- [INSTRUCTIONS TO FOLLOW]:
Extract the full set of records, then give each one again exactly.

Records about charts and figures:
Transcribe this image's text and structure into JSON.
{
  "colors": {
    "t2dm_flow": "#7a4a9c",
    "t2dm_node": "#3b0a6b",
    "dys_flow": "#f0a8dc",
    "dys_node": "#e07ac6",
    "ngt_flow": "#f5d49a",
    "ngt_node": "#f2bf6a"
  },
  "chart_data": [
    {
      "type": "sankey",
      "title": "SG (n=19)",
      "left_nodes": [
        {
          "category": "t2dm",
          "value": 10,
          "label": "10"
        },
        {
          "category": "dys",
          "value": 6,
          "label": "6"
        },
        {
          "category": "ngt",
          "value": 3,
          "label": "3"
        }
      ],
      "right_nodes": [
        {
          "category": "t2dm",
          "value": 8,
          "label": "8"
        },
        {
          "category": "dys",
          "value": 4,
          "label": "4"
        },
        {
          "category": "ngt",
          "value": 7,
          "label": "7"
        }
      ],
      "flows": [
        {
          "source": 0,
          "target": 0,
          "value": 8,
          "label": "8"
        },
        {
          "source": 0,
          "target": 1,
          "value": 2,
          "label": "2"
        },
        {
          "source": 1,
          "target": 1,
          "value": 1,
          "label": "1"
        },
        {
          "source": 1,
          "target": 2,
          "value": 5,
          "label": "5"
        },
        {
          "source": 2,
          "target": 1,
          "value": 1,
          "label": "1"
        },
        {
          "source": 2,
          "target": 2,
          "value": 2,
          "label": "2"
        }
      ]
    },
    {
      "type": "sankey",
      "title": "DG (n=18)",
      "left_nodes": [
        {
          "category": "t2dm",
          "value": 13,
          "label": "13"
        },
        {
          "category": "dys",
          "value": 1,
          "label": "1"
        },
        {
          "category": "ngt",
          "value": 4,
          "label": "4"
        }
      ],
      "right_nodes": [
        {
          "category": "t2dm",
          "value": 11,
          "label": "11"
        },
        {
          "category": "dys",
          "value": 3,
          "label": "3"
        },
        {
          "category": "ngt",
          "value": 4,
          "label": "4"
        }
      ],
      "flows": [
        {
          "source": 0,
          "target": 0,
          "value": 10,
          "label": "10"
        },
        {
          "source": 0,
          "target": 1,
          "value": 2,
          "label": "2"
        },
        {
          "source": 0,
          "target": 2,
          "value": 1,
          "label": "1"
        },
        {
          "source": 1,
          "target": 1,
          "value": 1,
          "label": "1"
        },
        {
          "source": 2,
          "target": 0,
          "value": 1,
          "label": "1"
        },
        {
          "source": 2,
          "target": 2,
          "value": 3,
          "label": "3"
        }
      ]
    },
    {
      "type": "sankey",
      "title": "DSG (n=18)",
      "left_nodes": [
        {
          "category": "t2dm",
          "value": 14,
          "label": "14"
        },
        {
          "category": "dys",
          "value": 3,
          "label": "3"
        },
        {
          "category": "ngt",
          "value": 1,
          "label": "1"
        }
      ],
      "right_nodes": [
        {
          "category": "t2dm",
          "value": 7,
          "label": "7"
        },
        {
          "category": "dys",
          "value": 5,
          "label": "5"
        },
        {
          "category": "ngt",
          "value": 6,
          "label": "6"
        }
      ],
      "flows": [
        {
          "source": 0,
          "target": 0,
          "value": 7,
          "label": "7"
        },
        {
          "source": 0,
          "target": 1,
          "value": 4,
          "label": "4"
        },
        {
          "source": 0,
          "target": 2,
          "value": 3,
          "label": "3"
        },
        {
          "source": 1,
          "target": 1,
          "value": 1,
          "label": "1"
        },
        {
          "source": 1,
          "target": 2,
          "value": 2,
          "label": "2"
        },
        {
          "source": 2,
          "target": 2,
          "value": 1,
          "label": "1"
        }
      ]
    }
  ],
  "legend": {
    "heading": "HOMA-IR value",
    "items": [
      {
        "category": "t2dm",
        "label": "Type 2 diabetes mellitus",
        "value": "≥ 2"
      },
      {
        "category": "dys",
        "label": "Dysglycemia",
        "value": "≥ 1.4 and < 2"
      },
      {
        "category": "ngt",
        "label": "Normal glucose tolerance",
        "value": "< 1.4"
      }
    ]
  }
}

- [OUTPUT BELOW]:
Transcribe this image's text and structure into JSON.
{
  "colors": {
    "t2dm_flow": "#7a4a9c",
    "t2dm_node": "#3b0a6b",
    "dys_flow": "#f0a8dc",
    "dys_node": "#e07ac6",
    "ngt_flow": "#f5d49a",
    "ngt_node": "#f2bf6a"
  },
  "chart_data": [
    {
      "type": "sankey",
      "title": "SG (n=19)",
      "left_nodes": [
        {
          "category": "t2dm",
          "value": 10,
          "label": "10"
        },
        {
          "category": "dys",
          "value": 6,
          "label": "6"
        },
        {
          "category": "ngt",
          "value": 3,
          "label": "3"
        }
      ],
      "right_nodes": [
        {
          "category": "t2dm",
          "value": 8,
          "label": "8"
        },
        {
          "category": "dys",
          "value": 4,
          "label": "4"
        },
        {
          "category": "ngt",
          "value": 7,
          "label": "7"
        }
      ],
      "flows": [
        {
          "source": 0,
          "target": 0,
          "value": 8,
          "label": "8"
        },
        {
          "source": 0,
          "target": 1,
          "value": 2,
          "label": "2"
        },
        {
          "source": 1,
          "target": 1,
          "value": 1,
          "label": "1"
        },
        {
          "source": 1,
          "target": 2,
          "value": 5,
          "label": "5"
        },
        {
          "source": 2,
          "target": 1,
          "value": 1,
          "label": "1"
        },
        {
          "source": 2,
          "target": 2,
          "value": 2,
          "label": "2"
        }
      ]
    },
    {
      "type": "sankey",
      "title": "DG (n=18)",
      "left_nodes": [
        {
          "category": "t2dm",
          "value": 13,
          "label": "13"
        },
        {
          "category": "dys",
          "value": 1,
          "label": "1"
        },
        {
          "category": "ngt",
          "value": 4,
          "label": "4"
        }
      ],
      "right_nodes": [
        {
          "category": "t2dm",
          "value": 11,
          "label": "11"
        },
        {
          "category": "dys",
          "value": 3,
          "label": "3"
        },
        {
          "category": "ngt",
          "value": 4,
          "label": "4"
        }
      ],
      "flows": [
        {
          "source": 0,
          "target": 0,
          "value": 10,
          "label": "10"
        },
        {
          "source": 0,
          "target": 1,
          "value": 2,
          "label": "2"
        },
        {
          "source": 0,
          "target": 2,
          "value": 1,
          "label": "1"
        },
        {
          "source": 1,
          "target": 1,
          "value": 1,
          "label": "1"
        },
        {
          "source": 2,
          "target": 0,
          "value": 1,
          "label": "1"
        },
        {
          "source": 2,
          "target": 2,
          "value": 3,
          "label": "3"
        }
      ]
    },
    {
      "type": "sankey",
      "title": "DSG (n=18)",
      "left_nodes": [
        {
          "category": "t2dm",
          "value": 14,
          "label": "14"
        },
        {
          "category": "dys",
          "value": 3,
          "label": "3"
        },
        {
          "category": "ngt",
          "value": 1,
          "label": "1"
        }
      ],
      "right_nodes": [
        {
          "category": "t2dm",
          "value": 7,
          "label": "7"
        },
        {
          "category": "dys",
          "value": 5,
          "label": "5"
        },
        {
          "category": "ngt",
          "value": 6,
          "label": "6"
        }
      ],
      "flows": [
        {
          "source": 0,
          "target": 0,
          "value": 7,
          "label": "7"
        },
        {
          "source": 0,
          "target": 1,
          "value": 4,
          "label": "4"
        },
        {
          "source": 0,
          "target": 2,
          "value": 3,
          "label": "3"
        },
        {
          "source": 1,
          "target": 1,
          "value": 1,
          "label": "1"
        },
        {
          "source": 1,
          "target": 2,
          "value": 2,
          "label": "2"
        },
        {
          "source": 2,
          "target": 2,
          "value": 1,
          "label": "1"
        }
      ]
    }
  ],
  "legend": {
    "heading": "HOMA-IR value",
    "items": [
      {
        "category": "t2dm",
        "label": "Type 2 diabetes mellitus",
        "value": "≥ 2"
      },
      {
        "category": "dys",
        "label": "Dysglycemia",
        "value": "≥ 1.4 and < 2"
      },
      {
        "category": "ngt",
        "label": "Normal glucose tolerance",
        "value": "< 1.4"
      }
    ]
  }
}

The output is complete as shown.